■ **OBJECTIVE**
All of the material below is to be returned exactly.

Part of a data file
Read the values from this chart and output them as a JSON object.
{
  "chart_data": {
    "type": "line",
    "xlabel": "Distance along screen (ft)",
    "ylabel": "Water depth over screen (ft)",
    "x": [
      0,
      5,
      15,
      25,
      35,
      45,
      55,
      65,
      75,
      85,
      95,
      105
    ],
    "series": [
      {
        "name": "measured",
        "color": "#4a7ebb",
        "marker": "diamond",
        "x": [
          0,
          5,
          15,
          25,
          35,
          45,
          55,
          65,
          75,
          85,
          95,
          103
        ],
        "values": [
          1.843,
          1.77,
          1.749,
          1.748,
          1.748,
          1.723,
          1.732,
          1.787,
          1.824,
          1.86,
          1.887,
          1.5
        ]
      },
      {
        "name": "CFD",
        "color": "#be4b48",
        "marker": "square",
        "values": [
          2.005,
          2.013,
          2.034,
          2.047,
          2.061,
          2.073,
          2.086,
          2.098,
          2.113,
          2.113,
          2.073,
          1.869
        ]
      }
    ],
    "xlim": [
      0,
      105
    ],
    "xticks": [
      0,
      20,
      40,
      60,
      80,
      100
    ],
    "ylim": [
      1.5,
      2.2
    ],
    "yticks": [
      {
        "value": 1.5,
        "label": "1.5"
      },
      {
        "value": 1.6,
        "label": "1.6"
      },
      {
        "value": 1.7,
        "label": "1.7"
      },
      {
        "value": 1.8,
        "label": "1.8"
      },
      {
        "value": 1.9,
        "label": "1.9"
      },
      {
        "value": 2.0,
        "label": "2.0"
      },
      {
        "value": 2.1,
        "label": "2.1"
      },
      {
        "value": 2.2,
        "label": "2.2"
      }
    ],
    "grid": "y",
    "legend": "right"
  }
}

■ **RESULT BELOW**
Read the values from this chart and output them as a JSON object.
{
  "chart_data": {
    "type": "line",
    "xlabel": "Distance along screen (ft)",
    "ylabel": "Water depth over screen (ft)",
    "x": [
      0,
      5,
      15,
      25,
      35,
      45,
      55,
      65,
      75,
      85,
      95,
      105
    ],
    "series": [
      {
        "name": "measured",
        "color": "#4a7ebb",
        "marker": "diamond",
        "x": [
          0,
          5,
          15,
          25,
          35,
          45,
          55,
          65,
          75,
          85,
          95,
          103
        ],
        "values": [
          1.843,
          1.77,
          1.749,
          1.748,
          1.748,
          1.723,
          1.732,
          1.787,
          1.824,
          1.86,
          1.887,
          1.5
        ]
      },
      {
        "name": "CFD",
        "color": "#be4b48",
        "marker": "square",
        "values": [
          2.005,
          2.013,
          2.034,
          2.047,
          2.061,
          2.073,
          2.086,
          2.098,
          2.113,
          2.113,
          2.073,
          1.869
        ]
      }
    ],
    "xlim": [
      0,
      105
    ],
    "xticks": [
      0,
      20,
      40,
      60,
      80,
      100
    ],
    "ylim": [
      1.5,
      2.2
    ],
    "yticks": [
      {
        "value": 1.5,
        "label": "1.5"
      },
      {
        "value": 1.6,
        "label": "1.6"
      },
      {
        "value": 1.7,
        "label": "1.7"
      },
      {
        "value": 1.8,
        "label": "1.8"
      },
      {
        "value": 1.9,
        "label": "1.9"
      },
      {
        "value": 2.0,
        "label": "2.0"
      },
      {
        "value": 2.1,
        "label": "2.1"
      },
      {
        "value": 2.2,
        "label": "2.2"
      }
    ],
    "grid": "y",
    "legend": "right"
  }
}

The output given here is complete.